OEFENOPDRACHTEN —
[a] Beantwoord aan de hand van de tekst over mei 1948 de volgende vragen:
(i) Wie riep de staat Israël uit, en in welke stad?
(ii) Hoeveel weken voor die dag hadden vijf Arabische landen besloten de nieuwe staat binnen te vallen?
(iii) Welke naam draagt de Hagana sinds de onafhankelijkheidsverklaring?
[b] Neem uit de tekst over mei 1948 letterlijk het stuk over dat begint bij "Zaterdag 15 mei" en doorloopt tot en met "artillerie – hebben.".

BRONDOCUMENT —
• • • • •

Zaterdag 15 mei 1948, de dag nadat David Ben-Goerion in Tel Aviv de staat Israël heeft uitgeroepen. Vijf Arabische landen hebben al twee weken eerder besloten de pasgeboren Joodse staat binnen te vallen. De jisjoev, nu officieel Israëli’s, heeft in de afgelopen zes maanden de Palestijnse fedajien en Arabische vrijwilligers verslagen, maar de legers van Egypte, Jordanië, Syrië, Libanon en Irak zijn een ander verhaal. Ben-Goerion weet dat die strijdkrachten gezamenlijk vele malen groter zijn dan zijn Hagana, die sinds de onafhankelijkheidsverklaring de IDF heet, en dat zij veel meer materieel – vliegtuigen, tanks en artillerie – hebben.

• • • • •

Vermeldingen uit de layoutdataset
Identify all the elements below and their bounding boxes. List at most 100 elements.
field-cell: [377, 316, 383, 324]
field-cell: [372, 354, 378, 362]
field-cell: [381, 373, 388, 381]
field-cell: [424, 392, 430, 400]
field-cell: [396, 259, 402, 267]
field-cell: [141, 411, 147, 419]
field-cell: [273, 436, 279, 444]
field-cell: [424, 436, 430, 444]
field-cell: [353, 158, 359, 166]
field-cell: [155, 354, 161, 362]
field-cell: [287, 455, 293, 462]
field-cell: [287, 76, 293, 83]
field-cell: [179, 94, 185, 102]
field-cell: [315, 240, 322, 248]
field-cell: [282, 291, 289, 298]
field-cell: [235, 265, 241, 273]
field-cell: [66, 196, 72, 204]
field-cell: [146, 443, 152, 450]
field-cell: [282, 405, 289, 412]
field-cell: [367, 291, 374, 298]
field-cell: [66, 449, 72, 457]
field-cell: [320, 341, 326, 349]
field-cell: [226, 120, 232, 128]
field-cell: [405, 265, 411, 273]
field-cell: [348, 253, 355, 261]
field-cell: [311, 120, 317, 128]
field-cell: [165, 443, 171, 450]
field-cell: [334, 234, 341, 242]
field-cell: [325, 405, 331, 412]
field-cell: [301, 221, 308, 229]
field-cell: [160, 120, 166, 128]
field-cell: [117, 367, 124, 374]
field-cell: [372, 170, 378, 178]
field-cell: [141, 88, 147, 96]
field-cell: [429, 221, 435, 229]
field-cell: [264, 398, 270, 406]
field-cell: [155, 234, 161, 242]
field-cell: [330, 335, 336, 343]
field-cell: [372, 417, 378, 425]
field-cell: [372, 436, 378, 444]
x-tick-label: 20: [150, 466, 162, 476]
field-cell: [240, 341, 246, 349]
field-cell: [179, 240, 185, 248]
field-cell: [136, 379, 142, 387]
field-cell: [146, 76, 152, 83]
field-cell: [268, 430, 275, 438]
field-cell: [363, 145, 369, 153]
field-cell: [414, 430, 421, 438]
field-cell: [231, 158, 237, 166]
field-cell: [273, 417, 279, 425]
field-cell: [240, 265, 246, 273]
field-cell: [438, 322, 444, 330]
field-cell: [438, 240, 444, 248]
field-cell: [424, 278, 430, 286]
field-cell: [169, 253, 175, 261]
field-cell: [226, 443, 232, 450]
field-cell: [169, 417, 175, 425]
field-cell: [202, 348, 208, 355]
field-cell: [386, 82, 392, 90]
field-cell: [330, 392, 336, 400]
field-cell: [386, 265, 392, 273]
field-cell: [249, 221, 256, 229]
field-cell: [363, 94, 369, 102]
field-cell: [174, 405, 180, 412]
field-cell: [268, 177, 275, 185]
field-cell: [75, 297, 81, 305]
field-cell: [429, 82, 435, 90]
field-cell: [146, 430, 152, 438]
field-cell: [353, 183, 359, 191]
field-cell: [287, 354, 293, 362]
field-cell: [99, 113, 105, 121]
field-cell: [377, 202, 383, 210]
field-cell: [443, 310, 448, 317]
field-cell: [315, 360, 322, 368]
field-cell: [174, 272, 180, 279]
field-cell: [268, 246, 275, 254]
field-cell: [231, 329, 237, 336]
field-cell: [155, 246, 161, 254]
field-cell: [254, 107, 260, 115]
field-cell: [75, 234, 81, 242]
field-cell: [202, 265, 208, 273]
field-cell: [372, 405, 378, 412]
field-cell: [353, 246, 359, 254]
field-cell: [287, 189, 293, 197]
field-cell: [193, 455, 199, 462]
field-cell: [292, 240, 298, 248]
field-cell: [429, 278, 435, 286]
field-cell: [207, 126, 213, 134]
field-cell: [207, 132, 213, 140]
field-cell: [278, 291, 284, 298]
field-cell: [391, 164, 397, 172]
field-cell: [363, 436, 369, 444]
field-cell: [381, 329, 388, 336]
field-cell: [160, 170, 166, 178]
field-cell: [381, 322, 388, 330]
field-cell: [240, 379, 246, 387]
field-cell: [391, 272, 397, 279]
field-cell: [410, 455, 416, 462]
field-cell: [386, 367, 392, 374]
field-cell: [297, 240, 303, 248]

• • • • •

ANTWOORDEN BIJ OPDRACHTEN —
[a]
(i) David Ben-Goerion, in Tel Aviv.
(ii) Twee weken.
(iii) IDF.

[b]
Zaterdag 15 mei 1948, de dag nadat David Ben-Goerion in Tel Aviv de staat Israël heeft uitgeroepen. Vijf Arabische landen hebben al twee weken eerder besloten de pasgeboren Joodse staat binnen te vallen. De jisjoev, nu officieel Israëli’s, heeft in de afgelopen zes maanden de Palestijnse fedajien en Arabische vrijwilligers verslagen, maar de legers van Egypte, Jordanië, Syrië, Libanon en Irak zijn een ander verhaal. Ben-Goerion weet dat die strijdkrachten gezamenlijk vele malen groter zijn dan zijn Hagana, die sinds de onafhankelijkheidsverklaring de IDF heet, en dat zij veel meer materieel – vliegtuigen, tanks en artillerie – hebben.